2022-11-30 16:50:58 | 詩(雑誌・同人誌)

岩木誠一郎「夏の果て」(「59」28、2022年11月20日発行)

 私はメールをつかった「現代詩通信講座」を開いている。先日、ある受講生から「完成度」について聞かれた。詩の完成度は、どうやって判断するのか。これは、はっきりいって答えようがない。ある具体的な作品を読んで、その作品を完成度が高いと感じるか、低いと感じるかはひとによって違うだろう。私は「音/リズム」が安定しているときに完成度が高いと感じるのだが、この「音/リズム」が安定しているという印象も、ひとによって違うだろう。
 岩木誠一郎「夏の果て」は、私の基準では「完成度が高い」作品である。

日が傾くと
潮の匂いが強くなる
波打ち際の
濡れた砂のうえで
むすうの泡がひかりを
映しては消えてゆく

 一連目。詩人が海辺にいることがすぐにわかる。「潮(の匂い)」が海を連想させる。「海」とは書いていないが「潮の匂い」で、「海」以外を思い浮かべるひとは少ないだろう。いくらかかわったものを連想するとしても、魚(干物を含む)や市場くらいだろう。その「海」は「波打ち際」で明確になり、さらに「濡れた砂」が定着させる。ここにはイメージの「リズム」もある。動き方が自然なのである。さらに書き出しの「日が傾く」は「ひかり」「消えてゆく」によって、イメージを固定させる。私はこういうイメージにも「音」を感じるのである。映像そのものの重なりというよりも、「音」が呼び合っている感じがする。

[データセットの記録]
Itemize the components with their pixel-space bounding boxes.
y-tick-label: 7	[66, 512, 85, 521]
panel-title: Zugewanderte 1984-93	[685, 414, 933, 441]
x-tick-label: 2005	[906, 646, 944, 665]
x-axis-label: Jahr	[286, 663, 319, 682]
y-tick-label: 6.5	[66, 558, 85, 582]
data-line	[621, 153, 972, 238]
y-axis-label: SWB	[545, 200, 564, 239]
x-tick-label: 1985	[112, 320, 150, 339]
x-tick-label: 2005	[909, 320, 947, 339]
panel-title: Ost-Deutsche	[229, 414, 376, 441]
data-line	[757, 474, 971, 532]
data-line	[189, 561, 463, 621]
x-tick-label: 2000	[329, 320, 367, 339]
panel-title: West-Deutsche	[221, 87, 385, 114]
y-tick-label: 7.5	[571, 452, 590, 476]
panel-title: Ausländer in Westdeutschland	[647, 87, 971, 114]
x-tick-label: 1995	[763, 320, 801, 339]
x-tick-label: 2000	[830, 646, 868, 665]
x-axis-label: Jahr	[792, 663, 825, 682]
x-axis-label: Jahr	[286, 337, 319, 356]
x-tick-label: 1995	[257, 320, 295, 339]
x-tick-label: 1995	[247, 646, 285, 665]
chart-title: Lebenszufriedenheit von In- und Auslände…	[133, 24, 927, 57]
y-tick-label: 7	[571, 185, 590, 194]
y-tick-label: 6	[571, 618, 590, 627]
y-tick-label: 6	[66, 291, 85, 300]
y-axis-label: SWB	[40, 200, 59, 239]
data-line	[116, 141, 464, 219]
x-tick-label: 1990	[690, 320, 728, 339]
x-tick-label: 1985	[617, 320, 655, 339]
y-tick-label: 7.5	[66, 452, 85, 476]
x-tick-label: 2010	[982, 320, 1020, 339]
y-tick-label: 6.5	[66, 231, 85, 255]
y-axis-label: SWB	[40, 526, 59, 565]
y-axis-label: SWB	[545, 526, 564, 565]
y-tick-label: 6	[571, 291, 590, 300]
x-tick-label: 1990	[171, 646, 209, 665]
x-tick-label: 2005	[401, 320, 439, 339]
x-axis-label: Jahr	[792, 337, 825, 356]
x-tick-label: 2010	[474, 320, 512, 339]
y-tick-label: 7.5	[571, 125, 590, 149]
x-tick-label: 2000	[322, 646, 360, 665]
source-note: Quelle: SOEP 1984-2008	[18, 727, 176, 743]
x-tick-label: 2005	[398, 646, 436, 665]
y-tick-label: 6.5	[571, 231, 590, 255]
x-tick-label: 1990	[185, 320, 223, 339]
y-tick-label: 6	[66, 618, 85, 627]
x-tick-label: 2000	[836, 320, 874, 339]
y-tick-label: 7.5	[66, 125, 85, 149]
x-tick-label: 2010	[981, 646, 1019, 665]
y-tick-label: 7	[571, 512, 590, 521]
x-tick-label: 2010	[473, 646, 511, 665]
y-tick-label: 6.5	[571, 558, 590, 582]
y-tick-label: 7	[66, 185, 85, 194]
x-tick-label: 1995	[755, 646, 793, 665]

-- 問題文 1 --
抜粋本文によると、筆者が詩の完成度が高いと感じるのはどんなときか。
-- 問題文 2 --
抜粋本文の「私はメールをつかった「現代詩」から「岩木誠一郎「夏の果て」は、私の基準では「完成度が高い」作品である。」に至るまでを全部、一字も変えずに書き写せ。
-- 問題文 3 --
岩木誠一郎「夏の果て」を論じた文章を、最後の文の後から書き進めよ。
資料は使わなくてよい。

-- 解答 1 --
「音/リズム」が安定しているとき。

-- 解答 2 --
私はメールをつかった「現代詩通信講座」を開いている。先日、ある受講生から「完成度」について聞かれた。詩の完成度は、どうやって判断するのか。これは、はっきりいって答えようがない。ある具体的な作品を読んで、その作品を完成度が高いと感じるか、低いと感じるかはひとによって違うだろう。私は「音/リズム」が安定しているときに完成度が高いと感じるのだが、この「音/リズム」が安定しているという印象も、ひとによって違うだろう。
 岩木誠一郎「夏の果て」は、私の基準では「完成度が高い」作品である。

-- 解答 3 --
 さらにつけくわえると、この「音」は「万葉の音」ではなく「古今の音」である。「声」ではなく、つまり「肉体」を通って響いてくる「音」ではなく、「頭」のなかを動いていく音である。どちらかというと「肉体」の存在を忘れさせる音、「意識に刻まれた音」という感じ。
 だから、この詩、この詩のことばは「意識」へと動いていく。

それだけのことなを
ただ眺めていると
流れ着いたのか
たどり着いたのか
どちらでも
かまわないように思えてくる

 「眺める」「流れ着く」「たどり着く」という動詞は出てくるが、「思える(思う)」が全体を統一している。「どちらでも/かまわない」のは、意識というものは、いわば虚構であって実在ではないからだ。「肉体」が変化するわけではない。
 「思う」は、さらに「意識」のなかへ深く入っていく。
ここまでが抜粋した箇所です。